Extract each line bearing the word "correlation".

## Start MATERIAL FOR THIS EXERCISE

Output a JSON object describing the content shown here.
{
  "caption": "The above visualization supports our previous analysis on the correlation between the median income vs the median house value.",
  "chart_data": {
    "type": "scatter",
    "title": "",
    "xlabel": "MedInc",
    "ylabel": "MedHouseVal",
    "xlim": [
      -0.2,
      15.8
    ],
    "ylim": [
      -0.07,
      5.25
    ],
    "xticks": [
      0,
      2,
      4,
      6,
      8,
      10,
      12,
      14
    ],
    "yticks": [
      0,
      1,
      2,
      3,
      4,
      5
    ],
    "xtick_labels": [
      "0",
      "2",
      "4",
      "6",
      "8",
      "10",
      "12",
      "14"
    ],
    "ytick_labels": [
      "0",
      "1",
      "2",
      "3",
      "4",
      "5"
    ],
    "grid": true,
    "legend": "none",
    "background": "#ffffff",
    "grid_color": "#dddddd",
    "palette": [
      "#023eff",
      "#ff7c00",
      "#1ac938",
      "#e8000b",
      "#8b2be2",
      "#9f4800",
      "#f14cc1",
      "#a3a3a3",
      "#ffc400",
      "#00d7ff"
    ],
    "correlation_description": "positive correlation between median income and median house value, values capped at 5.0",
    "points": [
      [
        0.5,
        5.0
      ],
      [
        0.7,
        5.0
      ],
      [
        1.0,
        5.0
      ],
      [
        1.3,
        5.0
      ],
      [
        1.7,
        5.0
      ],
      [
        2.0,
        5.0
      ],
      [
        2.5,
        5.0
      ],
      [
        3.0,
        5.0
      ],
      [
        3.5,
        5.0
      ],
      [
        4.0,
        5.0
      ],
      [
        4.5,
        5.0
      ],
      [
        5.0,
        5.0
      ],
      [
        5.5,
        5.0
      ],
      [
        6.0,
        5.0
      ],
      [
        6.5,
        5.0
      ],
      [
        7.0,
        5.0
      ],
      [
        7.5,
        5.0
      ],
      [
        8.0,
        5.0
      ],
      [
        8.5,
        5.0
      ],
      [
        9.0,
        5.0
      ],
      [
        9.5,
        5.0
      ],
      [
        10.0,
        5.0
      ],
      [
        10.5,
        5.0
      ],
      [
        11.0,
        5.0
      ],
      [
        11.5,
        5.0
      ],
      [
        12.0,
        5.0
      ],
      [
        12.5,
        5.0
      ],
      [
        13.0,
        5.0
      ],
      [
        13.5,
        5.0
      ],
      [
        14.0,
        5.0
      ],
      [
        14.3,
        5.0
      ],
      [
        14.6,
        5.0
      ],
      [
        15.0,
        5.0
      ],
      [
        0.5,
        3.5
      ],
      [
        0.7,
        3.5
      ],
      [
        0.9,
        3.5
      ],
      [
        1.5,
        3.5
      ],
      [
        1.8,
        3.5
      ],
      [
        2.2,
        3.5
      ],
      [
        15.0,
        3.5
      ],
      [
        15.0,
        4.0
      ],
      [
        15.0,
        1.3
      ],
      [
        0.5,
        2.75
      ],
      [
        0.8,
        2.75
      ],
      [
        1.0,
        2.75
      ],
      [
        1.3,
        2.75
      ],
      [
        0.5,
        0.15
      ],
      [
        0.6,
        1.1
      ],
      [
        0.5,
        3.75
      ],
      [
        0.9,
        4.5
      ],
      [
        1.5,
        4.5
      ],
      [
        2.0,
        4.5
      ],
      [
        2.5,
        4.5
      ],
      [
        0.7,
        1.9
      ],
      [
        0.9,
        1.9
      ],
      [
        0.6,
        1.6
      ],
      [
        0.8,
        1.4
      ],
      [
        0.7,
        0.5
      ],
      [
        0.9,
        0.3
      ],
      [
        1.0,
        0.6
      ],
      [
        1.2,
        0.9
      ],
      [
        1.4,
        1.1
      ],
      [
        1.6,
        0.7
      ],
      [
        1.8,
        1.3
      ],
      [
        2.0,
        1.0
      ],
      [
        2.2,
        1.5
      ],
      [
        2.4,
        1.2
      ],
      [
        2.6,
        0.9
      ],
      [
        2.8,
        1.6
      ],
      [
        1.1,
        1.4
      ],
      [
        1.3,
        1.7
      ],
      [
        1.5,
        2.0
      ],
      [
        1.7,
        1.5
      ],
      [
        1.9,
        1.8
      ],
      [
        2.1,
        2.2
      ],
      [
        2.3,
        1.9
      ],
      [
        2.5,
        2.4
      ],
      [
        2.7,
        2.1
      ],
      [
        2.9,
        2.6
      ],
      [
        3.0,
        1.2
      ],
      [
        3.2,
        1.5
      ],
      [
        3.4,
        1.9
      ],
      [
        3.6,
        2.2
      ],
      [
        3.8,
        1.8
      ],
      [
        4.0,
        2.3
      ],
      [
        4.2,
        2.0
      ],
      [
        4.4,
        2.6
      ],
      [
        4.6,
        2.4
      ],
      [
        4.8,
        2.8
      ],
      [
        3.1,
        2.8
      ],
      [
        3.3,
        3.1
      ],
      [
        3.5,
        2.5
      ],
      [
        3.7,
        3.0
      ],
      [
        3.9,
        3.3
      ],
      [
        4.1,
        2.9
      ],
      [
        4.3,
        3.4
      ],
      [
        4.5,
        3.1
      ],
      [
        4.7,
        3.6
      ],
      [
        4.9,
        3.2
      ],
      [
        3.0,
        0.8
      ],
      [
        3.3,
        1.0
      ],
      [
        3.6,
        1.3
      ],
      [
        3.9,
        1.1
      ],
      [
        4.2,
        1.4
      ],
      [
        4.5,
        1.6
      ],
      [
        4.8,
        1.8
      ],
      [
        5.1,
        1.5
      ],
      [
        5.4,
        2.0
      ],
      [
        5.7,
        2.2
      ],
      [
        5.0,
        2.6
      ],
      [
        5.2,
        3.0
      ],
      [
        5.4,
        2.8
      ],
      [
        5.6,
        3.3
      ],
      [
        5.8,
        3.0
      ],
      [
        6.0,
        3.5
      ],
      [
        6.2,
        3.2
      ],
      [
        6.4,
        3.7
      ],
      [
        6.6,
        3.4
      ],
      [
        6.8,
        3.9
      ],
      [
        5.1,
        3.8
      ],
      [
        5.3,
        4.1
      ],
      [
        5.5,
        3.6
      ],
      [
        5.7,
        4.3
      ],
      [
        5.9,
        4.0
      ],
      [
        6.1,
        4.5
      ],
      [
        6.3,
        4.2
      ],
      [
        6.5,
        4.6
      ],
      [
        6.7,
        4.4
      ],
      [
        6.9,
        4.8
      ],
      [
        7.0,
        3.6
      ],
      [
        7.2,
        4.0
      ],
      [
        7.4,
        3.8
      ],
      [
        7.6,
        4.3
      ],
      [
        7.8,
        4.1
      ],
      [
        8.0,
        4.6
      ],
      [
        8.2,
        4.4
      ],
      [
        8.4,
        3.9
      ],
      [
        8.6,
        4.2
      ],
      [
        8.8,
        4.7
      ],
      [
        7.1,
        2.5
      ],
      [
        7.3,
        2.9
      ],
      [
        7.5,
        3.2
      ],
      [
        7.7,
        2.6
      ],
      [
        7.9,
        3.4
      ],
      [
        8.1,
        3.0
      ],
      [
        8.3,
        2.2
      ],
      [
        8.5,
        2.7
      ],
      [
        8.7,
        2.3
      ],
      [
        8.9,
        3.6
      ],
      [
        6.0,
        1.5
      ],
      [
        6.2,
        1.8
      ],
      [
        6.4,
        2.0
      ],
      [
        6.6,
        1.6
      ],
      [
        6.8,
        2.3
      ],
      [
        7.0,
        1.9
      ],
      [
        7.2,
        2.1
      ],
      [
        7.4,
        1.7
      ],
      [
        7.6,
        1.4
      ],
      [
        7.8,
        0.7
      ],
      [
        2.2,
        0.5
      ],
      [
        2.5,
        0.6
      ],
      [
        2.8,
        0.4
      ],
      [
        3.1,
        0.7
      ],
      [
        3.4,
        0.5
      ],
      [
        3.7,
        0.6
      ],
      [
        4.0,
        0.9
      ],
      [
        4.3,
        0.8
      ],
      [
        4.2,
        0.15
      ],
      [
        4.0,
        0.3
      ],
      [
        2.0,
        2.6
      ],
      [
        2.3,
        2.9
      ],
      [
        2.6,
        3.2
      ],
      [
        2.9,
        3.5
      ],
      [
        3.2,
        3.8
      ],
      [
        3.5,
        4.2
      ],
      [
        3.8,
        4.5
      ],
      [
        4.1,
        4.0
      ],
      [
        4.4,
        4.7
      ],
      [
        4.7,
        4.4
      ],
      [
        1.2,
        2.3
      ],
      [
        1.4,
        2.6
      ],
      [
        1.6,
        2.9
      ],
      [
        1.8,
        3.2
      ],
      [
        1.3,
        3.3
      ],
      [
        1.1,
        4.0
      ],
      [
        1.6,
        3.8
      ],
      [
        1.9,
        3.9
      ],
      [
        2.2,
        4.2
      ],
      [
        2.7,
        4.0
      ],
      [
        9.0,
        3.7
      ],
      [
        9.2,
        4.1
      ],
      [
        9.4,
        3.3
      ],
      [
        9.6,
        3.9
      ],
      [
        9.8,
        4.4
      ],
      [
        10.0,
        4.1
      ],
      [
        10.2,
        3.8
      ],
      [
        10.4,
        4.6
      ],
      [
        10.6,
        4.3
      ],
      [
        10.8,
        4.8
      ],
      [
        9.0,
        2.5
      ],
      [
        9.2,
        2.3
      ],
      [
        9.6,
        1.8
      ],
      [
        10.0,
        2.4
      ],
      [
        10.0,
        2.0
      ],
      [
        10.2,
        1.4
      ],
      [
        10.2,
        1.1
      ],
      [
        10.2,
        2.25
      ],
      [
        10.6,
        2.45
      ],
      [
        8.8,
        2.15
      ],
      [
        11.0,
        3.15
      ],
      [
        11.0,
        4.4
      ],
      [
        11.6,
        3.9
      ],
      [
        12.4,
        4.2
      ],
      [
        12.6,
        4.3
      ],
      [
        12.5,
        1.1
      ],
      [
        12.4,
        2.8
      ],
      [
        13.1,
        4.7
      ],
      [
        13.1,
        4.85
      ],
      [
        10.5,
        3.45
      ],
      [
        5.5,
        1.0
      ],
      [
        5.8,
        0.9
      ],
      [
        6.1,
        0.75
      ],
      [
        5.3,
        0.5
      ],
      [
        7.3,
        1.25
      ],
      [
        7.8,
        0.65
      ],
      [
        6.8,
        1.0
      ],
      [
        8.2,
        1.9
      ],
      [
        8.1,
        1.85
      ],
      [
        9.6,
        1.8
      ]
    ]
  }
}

## End MATERIAL FOR THIS EXERCISE

SOLUTION TO THIS TASK
  "caption": "The above visualization supports our previous analysis on the correlation between the median income vs the median house value.",
    "correlation_description": "positive correlation between median income and median house value, values capped at 5.0",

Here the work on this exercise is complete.